> [Raw data]:
******************************

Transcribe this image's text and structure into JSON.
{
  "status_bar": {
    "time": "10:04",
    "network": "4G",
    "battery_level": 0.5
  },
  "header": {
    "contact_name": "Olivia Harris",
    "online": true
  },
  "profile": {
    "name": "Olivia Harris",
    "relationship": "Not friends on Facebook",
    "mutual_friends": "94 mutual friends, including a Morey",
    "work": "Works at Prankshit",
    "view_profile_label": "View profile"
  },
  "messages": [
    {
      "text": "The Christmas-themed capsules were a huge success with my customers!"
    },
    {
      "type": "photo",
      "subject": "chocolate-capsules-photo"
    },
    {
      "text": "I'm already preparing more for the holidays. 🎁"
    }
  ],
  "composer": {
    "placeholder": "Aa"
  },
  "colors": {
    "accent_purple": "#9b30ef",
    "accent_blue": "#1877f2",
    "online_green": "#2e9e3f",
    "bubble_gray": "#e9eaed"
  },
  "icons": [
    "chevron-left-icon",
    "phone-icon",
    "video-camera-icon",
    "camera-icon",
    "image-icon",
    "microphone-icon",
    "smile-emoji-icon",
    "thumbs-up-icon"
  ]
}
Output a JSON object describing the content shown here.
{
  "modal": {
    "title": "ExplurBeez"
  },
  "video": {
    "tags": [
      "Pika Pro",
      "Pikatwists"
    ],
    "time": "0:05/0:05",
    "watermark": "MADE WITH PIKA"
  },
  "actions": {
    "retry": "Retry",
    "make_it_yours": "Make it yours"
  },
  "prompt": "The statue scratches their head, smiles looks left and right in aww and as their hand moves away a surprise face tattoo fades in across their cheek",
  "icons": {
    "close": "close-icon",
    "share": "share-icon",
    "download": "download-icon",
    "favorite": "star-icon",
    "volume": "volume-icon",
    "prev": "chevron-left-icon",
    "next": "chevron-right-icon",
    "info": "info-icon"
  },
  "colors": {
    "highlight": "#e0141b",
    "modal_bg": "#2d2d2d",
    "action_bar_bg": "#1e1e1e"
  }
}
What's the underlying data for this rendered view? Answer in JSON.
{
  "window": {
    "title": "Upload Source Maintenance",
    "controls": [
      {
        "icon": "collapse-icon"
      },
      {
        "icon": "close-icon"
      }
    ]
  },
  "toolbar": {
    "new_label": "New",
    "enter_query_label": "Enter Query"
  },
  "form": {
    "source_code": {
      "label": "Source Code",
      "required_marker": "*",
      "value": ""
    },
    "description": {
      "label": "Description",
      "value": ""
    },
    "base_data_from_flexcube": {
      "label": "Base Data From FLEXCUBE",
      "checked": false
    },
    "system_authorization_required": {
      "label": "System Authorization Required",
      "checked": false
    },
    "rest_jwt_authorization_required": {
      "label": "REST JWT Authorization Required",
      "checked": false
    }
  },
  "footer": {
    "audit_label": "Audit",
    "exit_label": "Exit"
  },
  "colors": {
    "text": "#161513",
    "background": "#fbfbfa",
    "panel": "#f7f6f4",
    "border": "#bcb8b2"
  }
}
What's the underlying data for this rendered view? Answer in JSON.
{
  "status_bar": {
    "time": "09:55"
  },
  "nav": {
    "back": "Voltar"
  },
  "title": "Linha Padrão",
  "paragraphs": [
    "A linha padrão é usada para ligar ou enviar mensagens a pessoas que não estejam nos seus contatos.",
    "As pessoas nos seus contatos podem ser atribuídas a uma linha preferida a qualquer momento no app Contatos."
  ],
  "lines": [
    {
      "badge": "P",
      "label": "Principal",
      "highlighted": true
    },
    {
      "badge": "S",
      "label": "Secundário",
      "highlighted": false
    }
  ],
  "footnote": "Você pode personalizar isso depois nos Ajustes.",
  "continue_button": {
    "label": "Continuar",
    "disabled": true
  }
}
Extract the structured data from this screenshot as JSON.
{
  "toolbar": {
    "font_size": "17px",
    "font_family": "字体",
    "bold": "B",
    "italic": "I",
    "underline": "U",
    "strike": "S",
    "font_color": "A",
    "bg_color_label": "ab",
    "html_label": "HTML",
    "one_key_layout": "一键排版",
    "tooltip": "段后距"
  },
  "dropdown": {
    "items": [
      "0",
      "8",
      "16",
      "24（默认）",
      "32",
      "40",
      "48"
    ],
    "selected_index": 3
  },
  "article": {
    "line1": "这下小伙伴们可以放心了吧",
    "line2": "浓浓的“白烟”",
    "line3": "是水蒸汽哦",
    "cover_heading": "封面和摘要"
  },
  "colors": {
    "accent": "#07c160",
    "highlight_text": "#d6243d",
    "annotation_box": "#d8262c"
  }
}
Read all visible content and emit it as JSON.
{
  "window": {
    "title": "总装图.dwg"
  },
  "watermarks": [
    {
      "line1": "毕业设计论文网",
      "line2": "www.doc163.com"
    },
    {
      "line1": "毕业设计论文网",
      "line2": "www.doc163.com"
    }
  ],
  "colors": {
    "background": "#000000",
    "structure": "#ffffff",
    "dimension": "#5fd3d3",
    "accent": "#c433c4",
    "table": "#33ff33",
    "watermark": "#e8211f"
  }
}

******************************

> [Short problem]: Repeat every entry word for word.

> [Completed exercise]:
Transcribe this image's text and structure into JSON.
{
  "status_bar": {
    "time": "10:04",
    "network": "4G",
    "battery_level": 0.5
  },
  "header": {
    "contact_name": "Olivia Harris",
    "online": true
  },
  "profile": {
    "name": "Olivia Harris",
    "relationship": "Not friends on Facebook",
    "mutual_friends": "94 mutual friends, including a Morey",
    "work": "Works at Prankshit",
    "view_profile_label": "View profile"
  },
  "messages": [
    {
      "text": "The Christmas-themed capsules were a huge success with my customers!"
    },
    {
      "type": "photo",
      "subject": "chocolate-capsules-photo"
    },
    {
      "text": "I'm already preparing more for the holidays. 🎁"
    }
  ],
  "composer": {
    "placeholder": "Aa"
  },
  "colors": {
    "accent_purple": "#9b30ef",
    "accent_blue": "#1877f2",
    "online_green": "#2e9e3f",
    "bubble_gray": "#e9eaed"
  },
  "icons": [
    "chevron-left-icon",
    "phone-icon",
    "video-camera-icon",
    "camera-icon",
    "image-icon",
    "microphone-icon",
    "smile-emoji-icon",
    "thumbs-up-icon"
  ]
}
Output a JSON object describing the content shown here.
{
  "modal": {
    "title": "ExplurBeez"
  },
  "video": {
    "tags": [
      "Pika Pro",
      "Pikatwists"
    ],
    "time": "0:05/0:05",
    "watermark": "MADE WITH PIKA"
  },
  "actions": {
    "retry": "Retry",
    "make_it_yours": "Make it yours"
  },
  "prompt": "The statue scratches their head, smiles looks left and right in aww and as their hand moves away a surprise face tattoo fades in across their cheek",
  "icons": {
    "close": "close-icon",
    "share": "share-icon",
    "download": "download-icon",
    "favorite": "star-icon",
    "volume": "volume-icon",
    "prev": "chevron-left-icon",
    "next": "chevron-right-icon",
    "info": "info-icon"
  },
  "colors": {
    "highlight": "#e0141b",
    "modal_bg": "#2d2d2d",
    "action_bar_bg": "#1e1e1e"
  }
}
What's the underlying data for this rendered view? Answer in JSON.
{
  "window": {
    "title": "Upload Source Maintenance",
    "controls": [
      {
        "icon": "collapse-icon"
      },
      {
        "icon": "close-icon"
      }
    ]
  },
  "toolbar": {
    "new_label": "New",
    "enter_query_label": "Enter Query"
  },
  "form": {
    "source_code": {
      "label": "Source Code",
      "required_marker": "*",
      "value": ""
    },
    "description": {
      "label": "Description",
      "value": ""
    },
    "base_data_from_flexcube": {
      "label": "Base Data From FLEXCUBE",
      "checked": false
    },
    "system_authorization_required": {
      "label": "System Authorization Required",
      "checked": false
    },
    "rest_jwt_authorization_required": {
      "label": "REST JWT Authorization Required",
      "checked": false
    }
  },
  "footer": {
    "audit_label": "Audit",
    "exit_label": "Exit"
  },
  "colors": {
    "text": "#161513",
    "background": "#fbfbfa",
    "panel": "#f7f6f4",
    "border": "#bcb8b2"
  }
}
What's the underlying data for this rendered view? Answer in JSON.
{
  "status_bar": {
    "time": "09:55"
  },
  "nav": {
    "back": "Voltar"
  },
  "title": "Linha Padrão",
  "paragraphs": [
    "A linha padrão é usada para ligar ou enviar mensagens a pessoas que não estejam nos seus contatos.",
    "As pessoas nos seus contatos podem ser atribuídas a uma linha preferida a qualquer momento no app Contatos."
  ],
  "lines": [
    {
      "badge": "P",
      "label": "Principal",
      "highlighted": true
    },
    {
      "badge": "S",
      "label": "Secundário",
      "highlighted": false
    }
  ],
  "footnote": "Você pode personalizar isso depois nos Ajustes.",
  "continue_button": {
    "label": "Continuar",
    "disabled": true
  }
}
Extract the structured data from this screenshot as JSON.
{
  "toolbar": {
    "font_size": "17px",
    "font_family": "字体",
    "bold": "B",
    "italic": "I",
    "underline": "U",
    "strike": "S",
    "font_color": "A",
    "bg_color_label": "ab",
    "html_label": "HTML",
    "one_key_layout": "一键排版",
    "tooltip": "段后距"
  },
  "dropdown": {
    "items": [
      "0",
      "8",
      "16",
      "24（默认）",
      "32",
      "40",
      "48"
    ],
    "selected_index": 3
  },
  "article": {
    "line1": "这下小伙伴们可以放心了吧",
    "line2": "浓浓的“白烟”",
    "line3": "是水蒸汽哦",
    "cover_heading": "封面和摘要"
  },
  "colors": {
    "accent": "#07c160",
    "highlight_text": "#d6243d",
    "annotation_box": "#d8262c"
  }
}
Read all visible content and emit it as JSON.
{
  "window": {
    "title": "总装图.dwg"
  },
  "watermarks": [
    {
      "line1": "毕业设计论文网",
      "line2": "www.doc163.com"
    },
    {
      "line1": "毕业设计论文网",
      "line2": "www.doc163.com"
    }
  ],
  "colors": {
    "background": "#000000",
    "structure": "#ffffff",
    "dimension": "#5fd3d3",
    "accent": "#c433c4",
    "table": "#33ff33",
    "watermark": "#e8211f"
  }
}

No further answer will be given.